(Lines of data)

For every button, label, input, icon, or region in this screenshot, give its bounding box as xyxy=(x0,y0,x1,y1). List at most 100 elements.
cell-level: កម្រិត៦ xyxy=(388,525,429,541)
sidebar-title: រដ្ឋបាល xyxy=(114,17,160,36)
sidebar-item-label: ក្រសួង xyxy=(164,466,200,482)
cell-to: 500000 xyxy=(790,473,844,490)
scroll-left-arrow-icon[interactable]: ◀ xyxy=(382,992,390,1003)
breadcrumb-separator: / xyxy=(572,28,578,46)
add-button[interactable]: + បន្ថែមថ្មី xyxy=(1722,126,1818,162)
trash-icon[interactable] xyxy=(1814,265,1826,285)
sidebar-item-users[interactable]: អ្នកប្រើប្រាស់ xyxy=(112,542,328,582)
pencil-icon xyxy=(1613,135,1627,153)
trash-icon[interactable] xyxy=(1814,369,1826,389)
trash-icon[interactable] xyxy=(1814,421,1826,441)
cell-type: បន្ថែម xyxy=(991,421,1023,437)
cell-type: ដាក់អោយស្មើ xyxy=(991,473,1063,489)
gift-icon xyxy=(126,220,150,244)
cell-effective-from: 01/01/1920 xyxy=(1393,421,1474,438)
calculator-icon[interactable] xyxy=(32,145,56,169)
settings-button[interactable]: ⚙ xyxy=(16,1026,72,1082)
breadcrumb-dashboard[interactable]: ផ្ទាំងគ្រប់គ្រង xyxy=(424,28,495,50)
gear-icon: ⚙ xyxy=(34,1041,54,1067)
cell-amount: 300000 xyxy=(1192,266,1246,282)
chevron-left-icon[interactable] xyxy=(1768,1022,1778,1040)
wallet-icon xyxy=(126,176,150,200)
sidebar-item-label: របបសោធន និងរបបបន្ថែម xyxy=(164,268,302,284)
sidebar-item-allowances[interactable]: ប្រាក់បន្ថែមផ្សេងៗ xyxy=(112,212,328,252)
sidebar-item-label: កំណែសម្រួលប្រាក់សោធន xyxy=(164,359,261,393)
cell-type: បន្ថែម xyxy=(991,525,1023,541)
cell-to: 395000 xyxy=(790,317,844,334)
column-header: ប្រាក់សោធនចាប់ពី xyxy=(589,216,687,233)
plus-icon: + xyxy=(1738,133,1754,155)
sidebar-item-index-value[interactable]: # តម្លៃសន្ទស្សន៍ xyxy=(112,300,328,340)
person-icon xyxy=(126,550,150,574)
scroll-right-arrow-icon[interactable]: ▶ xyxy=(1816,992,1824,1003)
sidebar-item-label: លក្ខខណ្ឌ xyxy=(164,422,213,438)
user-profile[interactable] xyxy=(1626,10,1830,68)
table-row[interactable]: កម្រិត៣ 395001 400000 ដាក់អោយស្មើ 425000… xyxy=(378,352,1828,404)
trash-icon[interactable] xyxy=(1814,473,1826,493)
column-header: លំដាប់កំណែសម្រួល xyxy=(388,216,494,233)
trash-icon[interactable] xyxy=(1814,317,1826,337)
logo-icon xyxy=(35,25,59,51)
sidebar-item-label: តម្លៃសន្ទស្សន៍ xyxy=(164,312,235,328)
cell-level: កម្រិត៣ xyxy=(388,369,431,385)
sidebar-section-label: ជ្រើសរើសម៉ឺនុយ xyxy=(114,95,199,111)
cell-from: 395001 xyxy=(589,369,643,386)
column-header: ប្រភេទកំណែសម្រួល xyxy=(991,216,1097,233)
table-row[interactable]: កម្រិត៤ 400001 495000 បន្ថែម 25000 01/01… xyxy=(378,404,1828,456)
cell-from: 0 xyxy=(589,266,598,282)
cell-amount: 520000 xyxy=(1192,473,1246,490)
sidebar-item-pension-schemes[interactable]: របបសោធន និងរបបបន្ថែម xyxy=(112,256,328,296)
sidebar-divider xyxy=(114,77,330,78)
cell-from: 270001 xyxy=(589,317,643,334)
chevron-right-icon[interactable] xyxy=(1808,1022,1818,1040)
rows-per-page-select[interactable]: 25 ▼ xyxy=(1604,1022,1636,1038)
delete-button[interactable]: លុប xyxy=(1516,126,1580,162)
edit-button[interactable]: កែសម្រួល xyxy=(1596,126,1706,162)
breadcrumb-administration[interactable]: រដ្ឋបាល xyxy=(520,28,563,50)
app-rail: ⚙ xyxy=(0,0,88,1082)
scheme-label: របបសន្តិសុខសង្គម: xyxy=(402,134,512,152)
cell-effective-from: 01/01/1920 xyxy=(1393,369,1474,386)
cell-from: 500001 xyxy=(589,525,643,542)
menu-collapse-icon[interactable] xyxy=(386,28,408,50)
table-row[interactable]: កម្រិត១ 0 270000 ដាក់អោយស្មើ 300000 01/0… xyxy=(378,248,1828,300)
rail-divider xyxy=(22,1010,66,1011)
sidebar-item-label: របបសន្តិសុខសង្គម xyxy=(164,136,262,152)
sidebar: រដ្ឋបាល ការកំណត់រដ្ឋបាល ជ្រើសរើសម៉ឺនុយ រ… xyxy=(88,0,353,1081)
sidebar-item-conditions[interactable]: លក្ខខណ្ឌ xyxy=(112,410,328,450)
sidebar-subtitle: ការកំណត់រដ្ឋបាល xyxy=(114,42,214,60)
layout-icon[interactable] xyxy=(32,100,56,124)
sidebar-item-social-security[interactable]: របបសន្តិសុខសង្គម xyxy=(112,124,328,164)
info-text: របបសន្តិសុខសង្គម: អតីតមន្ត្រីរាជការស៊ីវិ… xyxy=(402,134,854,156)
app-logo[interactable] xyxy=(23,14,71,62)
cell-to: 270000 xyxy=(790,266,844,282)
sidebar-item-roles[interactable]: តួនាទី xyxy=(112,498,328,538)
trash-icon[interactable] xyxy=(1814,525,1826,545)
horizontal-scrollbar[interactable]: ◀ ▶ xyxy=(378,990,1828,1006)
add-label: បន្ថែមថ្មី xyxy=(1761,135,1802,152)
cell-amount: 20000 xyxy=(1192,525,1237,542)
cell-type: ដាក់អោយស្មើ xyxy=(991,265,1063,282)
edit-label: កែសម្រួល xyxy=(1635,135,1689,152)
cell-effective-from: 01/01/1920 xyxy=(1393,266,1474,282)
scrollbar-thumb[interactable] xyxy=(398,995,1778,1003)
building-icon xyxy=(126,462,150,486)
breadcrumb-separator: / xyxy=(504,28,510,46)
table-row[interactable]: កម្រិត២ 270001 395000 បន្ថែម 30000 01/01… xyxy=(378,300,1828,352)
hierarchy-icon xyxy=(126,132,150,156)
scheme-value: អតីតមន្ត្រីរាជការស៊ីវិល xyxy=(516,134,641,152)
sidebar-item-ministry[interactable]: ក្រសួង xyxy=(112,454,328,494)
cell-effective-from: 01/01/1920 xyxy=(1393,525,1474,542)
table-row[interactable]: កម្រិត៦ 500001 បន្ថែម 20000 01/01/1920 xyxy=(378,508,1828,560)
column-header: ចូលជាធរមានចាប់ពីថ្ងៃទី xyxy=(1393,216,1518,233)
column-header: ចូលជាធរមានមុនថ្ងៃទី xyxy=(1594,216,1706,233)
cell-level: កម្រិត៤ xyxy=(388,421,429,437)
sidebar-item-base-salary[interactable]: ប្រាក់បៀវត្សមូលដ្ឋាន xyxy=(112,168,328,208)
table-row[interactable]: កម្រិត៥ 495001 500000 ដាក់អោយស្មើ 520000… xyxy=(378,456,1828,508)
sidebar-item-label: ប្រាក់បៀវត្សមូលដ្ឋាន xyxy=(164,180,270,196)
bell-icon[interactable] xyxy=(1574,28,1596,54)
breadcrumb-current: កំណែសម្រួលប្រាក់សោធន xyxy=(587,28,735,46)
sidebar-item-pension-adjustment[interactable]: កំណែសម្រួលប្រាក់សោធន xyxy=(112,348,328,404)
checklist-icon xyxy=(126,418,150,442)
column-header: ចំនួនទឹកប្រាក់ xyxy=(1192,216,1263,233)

* [Aim]
Copy the material word for word, starting with its first line and going on through the line that contains "sidebar-item-label: លក្ខខណ្ឌ xyxy=(164,422,213,438)", with that line included.

* [Right answer]
For every button, label, input, icon, or region in this screenshot, give its bounding box as xyxy=(x0,y0,x1,y1). List at most 100 elements.
cell-level: កម្រិត៦ xyxy=(388,525,429,541)
sidebar-title: រដ្ឋបាល xyxy=(114,17,160,36)
sidebar-item-label: ក្រសួង xyxy=(164,466,200,482)
cell-to: 500000 xyxy=(790,473,844,490)
scroll-left-arrow-icon[interactable]: ◀ xyxy=(382,992,390,1003)
breadcrumb-separator: / xyxy=(572,28,578,46)
add-button[interactable]: + បន្ថែមថ្មី xyxy=(1722,126,1818,162)
trash-icon[interactable] xyxy=(1814,265,1826,285)
sidebar-item-users[interactable]: អ្នកប្រើប្រាស់ xyxy=(112,542,328,582)
pencil-icon xyxy=(1613,135,1627,153)
trash-icon[interactable] xyxy=(1814,369,1826,389)
trash-icon[interactable] xyxy=(1814,421,1826,441)
cell-type: បន្ថែម xyxy=(991,421,1023,437)
cell-type: ដាក់អោយស្មើ xyxy=(991,473,1063,489)
gift-icon xyxy=(126,220,150,244)
cell-effective-from: 01/01/1920 xyxy=(1393,421,1474,438)
calculator-icon[interactable] xyxy=(32,145,56,169)
settings-button[interactable]: ⚙ xyxy=(16,1026,72,1082)
breadcrumb-dashboard[interactable]: ផ្ទាំងគ្រប់គ្រង xyxy=(424,28,495,50)
gear-icon: ⚙ xyxy=(34,1041,54,1067)
cell-amount: 300000 xyxy=(1192,266,1246,282)
chevron-left-icon[interactable] xyxy=(1768,1022,1778,1040)
wallet-icon xyxy=(126,176,150,200)
sidebar-item-label: របបសោធន និងរបបបន្ថែម xyxy=(164,268,302,284)
sidebar-item-allowances[interactable]: ប្រាក់បន្ថែមផ្សេងៗ xyxy=(112,212,328,252)
sidebar-item-label: កំណែសម្រួលប្រាក់សោធន xyxy=(164,359,261,393)
cell-type: បន្ថែម xyxy=(991,525,1023,541)
cell-to: 395000 xyxy=(790,317,844,334)
column-header: ប្រាក់សោធនចាប់ពី xyxy=(589,216,687,233)
plus-icon: + xyxy=(1738,133,1754,155)
sidebar-item-index-value[interactable]: # តម្លៃសន្ទស្សន៍ xyxy=(112,300,328,340)
person-icon xyxy=(126,550,150,574)
scroll-right-arrow-icon[interactable]: ▶ xyxy=(1816,992,1824,1003)
sidebar-item-label: លក្ខខណ្ឌ xyxy=(164,422,213,438)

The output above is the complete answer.